# start of Reading text

Australia is one of the least populated countries on earth, but if your itinerary to the land down under sticks to capital cities like Sydney and Melbourne, you’ll never really know it! I’m a huge advocate for visiting the stunning Kimberley Ranges in northern West Australia, not only for their spectacular scenery but also because of the importance of Indigenous culture and history to Australia.

If you do want to venture way off the beaten path and experience somewhere totally different, there is always the Aboriginal community of Kalumburu, one of Australia’s most northern and remote communities, about 550km from Kununurra or 600km from Derby, with a population of about 400 permanent residents.

Why would you go?

If you are looking for excitement, your time is limited or you want to drink on your holiday, avoid Kalumburu. If you have a young family, I’d also avoid it. Kalumburu is a very interesting place, but it is a troubled place also. There is violence, widespread unemployment, and very poor conditions.

It does have a fascinating history and unspoilt landscapes, including beaches. The fishing is apparently brilliant. Kalumburu was the site of an airbase during WW2, which was bombed by the Japanese in 1943. There is also a Mission and museum with tours by Father Anscar which are highly regarded. It is open 8:30am – 11:30am each day and there are guided tours on Monday/Wednesday/Saturday.

Kalumburu mission – a tragic but important part of Australia’s history.

# end of Reading text

### Task instructions:
[A] Condense the paragraph of the Kalumburu text that begins "It does have a fascinating history" into a short bulleted list of its main facts.
[B] Rewrite the passage of the Kalumburu text starting at "If you are looking" and ending at "of Australia’s history.", using "struggling" in place of "troubled".

# start of Raw records

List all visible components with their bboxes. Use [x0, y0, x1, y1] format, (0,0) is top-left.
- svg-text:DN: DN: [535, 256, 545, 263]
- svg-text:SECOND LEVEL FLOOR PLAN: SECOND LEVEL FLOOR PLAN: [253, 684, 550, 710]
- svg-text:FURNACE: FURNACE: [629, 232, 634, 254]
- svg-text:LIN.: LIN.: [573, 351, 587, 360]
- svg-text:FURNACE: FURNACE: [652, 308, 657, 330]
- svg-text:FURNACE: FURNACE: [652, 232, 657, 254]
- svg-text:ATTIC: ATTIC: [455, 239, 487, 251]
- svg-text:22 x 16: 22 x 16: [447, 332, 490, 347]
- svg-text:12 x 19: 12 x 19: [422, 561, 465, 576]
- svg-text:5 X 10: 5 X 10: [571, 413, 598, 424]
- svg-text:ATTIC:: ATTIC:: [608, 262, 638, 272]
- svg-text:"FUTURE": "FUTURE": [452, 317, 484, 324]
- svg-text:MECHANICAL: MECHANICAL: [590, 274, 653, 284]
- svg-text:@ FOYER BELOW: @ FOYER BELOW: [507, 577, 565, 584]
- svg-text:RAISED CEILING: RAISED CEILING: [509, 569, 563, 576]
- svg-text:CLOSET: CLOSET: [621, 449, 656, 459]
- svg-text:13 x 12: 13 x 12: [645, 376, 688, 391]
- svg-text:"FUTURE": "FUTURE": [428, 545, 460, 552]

# end of Raw records

### Per-task outputs:
[A]
- Kalumburu has a fascinating history and unspoilt landscapes, including beaches.
- The fishing is reportedly excellent.
- An airbase stood there during WW2, and the Japanese bombed it in 1943.
- A Mission and museum offer highly regarded tours by Father Anscar.
- The Mission and museum are open 8:30am to 11:30am daily, with guided tours on Monday, Wednesday and Saturday.

[B]
If you are looking for excitement, your time is limited or you want to drink on your holiday, avoid Kalumburu. If you have a young family, I’d also avoid it. Kalumburu is a very interesting place, but it is a struggling place also. There is violence, widespread unemployment, and very poor conditions.

It does have a fascinating history and unspoilt landscapes, including beaches. The fishing is apparently brilliant. Kalumburu was the site of an airbase during WW2, which was bombed by the Japanese in 1943. There is also a Mission and museum with tours by Father Anscar which are highly regarded. It is open 8:30am – 11:30am each day and there are guided tours on Monday/Wednesday/Saturday.

Kalumburu mission – a tragic but important part of Australia’s history.